Task requirements
Copy each line below that includes "marker".
******************************
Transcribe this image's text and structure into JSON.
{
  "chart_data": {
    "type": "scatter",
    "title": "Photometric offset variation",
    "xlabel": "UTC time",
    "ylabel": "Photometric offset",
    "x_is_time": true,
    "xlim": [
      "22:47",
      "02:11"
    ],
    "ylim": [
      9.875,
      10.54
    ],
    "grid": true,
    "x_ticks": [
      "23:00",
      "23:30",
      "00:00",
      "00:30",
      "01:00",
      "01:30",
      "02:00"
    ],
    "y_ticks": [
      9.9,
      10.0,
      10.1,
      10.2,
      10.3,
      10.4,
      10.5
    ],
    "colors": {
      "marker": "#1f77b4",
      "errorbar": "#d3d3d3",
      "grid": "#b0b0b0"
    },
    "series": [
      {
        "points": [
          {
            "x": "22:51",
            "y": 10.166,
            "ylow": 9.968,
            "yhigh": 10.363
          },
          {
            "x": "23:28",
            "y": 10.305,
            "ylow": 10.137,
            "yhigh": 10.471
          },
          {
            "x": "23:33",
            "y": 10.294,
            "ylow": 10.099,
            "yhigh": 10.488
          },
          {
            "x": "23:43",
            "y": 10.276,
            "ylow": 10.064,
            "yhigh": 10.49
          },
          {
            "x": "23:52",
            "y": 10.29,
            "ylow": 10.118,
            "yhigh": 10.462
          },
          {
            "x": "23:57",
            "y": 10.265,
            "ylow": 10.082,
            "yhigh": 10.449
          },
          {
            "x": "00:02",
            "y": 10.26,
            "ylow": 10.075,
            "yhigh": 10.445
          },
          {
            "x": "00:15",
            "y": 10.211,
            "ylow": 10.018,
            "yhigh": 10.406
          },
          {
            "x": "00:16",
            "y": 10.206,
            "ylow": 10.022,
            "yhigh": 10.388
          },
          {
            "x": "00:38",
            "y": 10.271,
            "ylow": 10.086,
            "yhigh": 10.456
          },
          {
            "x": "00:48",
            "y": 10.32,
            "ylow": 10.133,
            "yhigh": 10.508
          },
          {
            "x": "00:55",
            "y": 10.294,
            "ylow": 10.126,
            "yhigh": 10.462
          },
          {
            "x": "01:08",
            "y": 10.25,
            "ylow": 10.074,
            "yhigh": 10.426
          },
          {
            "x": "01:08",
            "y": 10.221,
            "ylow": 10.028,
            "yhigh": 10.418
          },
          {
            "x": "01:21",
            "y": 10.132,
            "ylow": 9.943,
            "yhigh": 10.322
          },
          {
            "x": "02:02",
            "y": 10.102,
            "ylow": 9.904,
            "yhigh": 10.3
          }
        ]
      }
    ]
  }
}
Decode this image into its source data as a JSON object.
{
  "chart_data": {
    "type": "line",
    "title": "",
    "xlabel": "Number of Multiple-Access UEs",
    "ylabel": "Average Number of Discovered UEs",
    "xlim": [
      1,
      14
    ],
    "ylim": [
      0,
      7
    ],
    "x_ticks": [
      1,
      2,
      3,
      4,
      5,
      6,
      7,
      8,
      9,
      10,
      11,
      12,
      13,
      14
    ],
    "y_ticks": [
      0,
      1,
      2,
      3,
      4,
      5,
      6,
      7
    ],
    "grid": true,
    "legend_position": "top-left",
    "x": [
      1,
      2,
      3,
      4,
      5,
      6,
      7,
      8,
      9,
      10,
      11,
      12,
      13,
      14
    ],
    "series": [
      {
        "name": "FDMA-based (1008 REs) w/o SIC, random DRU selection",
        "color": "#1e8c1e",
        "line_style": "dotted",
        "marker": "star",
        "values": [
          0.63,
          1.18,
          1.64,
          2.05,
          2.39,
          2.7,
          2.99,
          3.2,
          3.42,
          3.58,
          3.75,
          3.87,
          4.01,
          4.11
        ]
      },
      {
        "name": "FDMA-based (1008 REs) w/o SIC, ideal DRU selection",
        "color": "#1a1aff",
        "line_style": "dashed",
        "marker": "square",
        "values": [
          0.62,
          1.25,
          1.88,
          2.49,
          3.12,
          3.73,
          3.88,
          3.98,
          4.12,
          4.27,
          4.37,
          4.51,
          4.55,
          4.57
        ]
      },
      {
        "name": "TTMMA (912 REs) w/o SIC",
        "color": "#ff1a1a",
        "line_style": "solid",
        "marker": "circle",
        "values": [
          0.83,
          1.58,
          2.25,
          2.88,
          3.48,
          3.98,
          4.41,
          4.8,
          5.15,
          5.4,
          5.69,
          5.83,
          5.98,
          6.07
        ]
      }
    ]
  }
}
******************************
Reply to the task
      "marker": "#1f77b4",
        "marker": "star",
        "marker": "square",
        "marker": "circle",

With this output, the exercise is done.